Written problem: Reproduce the line containing "Read the values" exactly, along with each line after it through the end of the data; pictures are left out.

Data:
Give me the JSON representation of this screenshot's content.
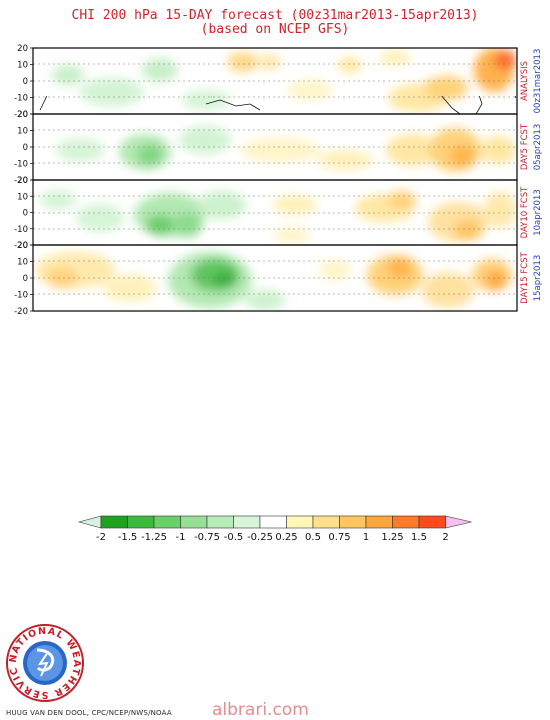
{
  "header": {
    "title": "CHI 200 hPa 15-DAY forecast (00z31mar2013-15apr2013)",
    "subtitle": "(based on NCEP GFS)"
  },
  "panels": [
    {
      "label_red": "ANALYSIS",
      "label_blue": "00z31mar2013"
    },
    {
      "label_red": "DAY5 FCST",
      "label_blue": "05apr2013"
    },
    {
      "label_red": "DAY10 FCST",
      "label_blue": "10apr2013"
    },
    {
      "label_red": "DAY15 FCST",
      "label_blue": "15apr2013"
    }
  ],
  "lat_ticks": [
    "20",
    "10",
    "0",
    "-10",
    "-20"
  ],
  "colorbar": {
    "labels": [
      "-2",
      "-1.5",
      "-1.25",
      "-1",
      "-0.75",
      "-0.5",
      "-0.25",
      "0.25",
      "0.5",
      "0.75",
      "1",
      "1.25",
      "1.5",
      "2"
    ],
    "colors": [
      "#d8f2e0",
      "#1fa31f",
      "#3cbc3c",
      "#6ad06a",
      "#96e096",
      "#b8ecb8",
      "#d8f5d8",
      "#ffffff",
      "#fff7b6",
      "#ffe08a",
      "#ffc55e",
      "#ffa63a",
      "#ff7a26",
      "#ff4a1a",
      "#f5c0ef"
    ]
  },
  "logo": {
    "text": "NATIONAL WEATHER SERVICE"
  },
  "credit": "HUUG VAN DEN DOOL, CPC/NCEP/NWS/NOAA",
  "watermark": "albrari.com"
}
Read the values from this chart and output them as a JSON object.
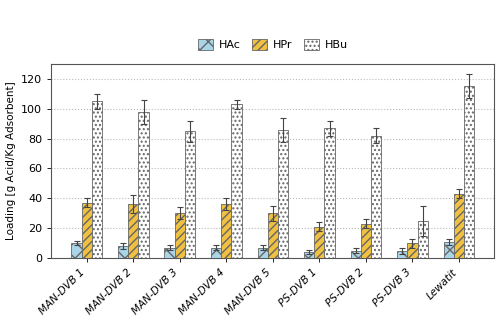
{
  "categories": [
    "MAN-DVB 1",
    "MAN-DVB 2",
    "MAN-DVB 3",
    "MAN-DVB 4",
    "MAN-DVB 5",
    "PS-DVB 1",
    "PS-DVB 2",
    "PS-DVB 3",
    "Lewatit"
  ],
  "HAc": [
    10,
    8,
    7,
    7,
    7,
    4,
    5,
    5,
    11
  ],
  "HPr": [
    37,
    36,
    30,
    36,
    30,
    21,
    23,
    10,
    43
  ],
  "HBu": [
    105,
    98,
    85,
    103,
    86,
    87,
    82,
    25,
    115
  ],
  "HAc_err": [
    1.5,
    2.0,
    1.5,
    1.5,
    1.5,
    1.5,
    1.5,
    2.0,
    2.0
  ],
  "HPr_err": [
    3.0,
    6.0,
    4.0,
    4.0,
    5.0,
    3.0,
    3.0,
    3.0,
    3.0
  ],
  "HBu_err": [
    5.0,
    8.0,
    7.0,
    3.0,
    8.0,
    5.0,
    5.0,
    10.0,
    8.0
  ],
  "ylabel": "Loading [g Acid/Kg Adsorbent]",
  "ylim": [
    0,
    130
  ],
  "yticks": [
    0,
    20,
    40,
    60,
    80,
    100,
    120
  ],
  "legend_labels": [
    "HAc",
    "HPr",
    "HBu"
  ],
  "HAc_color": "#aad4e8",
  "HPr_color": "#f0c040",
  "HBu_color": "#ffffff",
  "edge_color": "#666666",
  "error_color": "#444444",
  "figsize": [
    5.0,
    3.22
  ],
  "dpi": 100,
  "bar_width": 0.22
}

Answer to this problem:
Read the values from this chart and output them as a JSON object.
{
  "categories": [
    "MAN-DVB 1",
    "MAN-DVB 2",
    "MAN-DVB 3",
    "MAN-DVB 4",
    "MAN-DVB 5",
    "PS-DVB 1",
    "PS-DVB 2",
    "PS-DVB 3",
    "Lewatit"
  ],
  "HAc": [
    10,
    8,
    7,
    7,
    7,
    4,
    5,
    5,
    11
  ],
  "HPr": [
    37,
    36,
    30,
    36,
    30,
    21,
    23,
    10,
    43
  ],
  "HBu": [
    105,
    98,
    85,
    103,
    86,
    87,
    82,
    25,
    115
  ],
  "HAc_err": [
    1.5,
    2.0,
    1.5,
    1.5,
    1.5,
    1.5,
    1.5,
    2.0,
    2.0
  ],
  "HPr_err": [
    3.0,
    6.0,
    4.0,
    4.0,
    5.0,
    3.0,
    3.0,
    3.0,
    3.0
  ],
  "HBu_err": [
    5.0,
    8.0,
    7.0,
    3.0,
    8.0,
    5.0,
    5.0,
    10.0,
    8.0
  ],
  "ylabel": "Loading [g Acid/Kg Adsorbent]",
  "ylim": [
    0,
    130
  ],
  "yticks": [
    0,
    20,
    40,
    60,
    80,
    100,
    120
  ],
  "legend_labels": [
    "HAc",
    "HPr",
    "HBu"
  ],
  "HAc_color": "#aad4e8",
  "HPr_color": "#f0c040",
  "HBu_color": "#ffffff",
  "edge_color": "#666666",
  "error_color": "#444444",
  "figsize": [
    5.0,
    3.22
  ],
  "dpi": 100,
  "bar_width": 0.22
}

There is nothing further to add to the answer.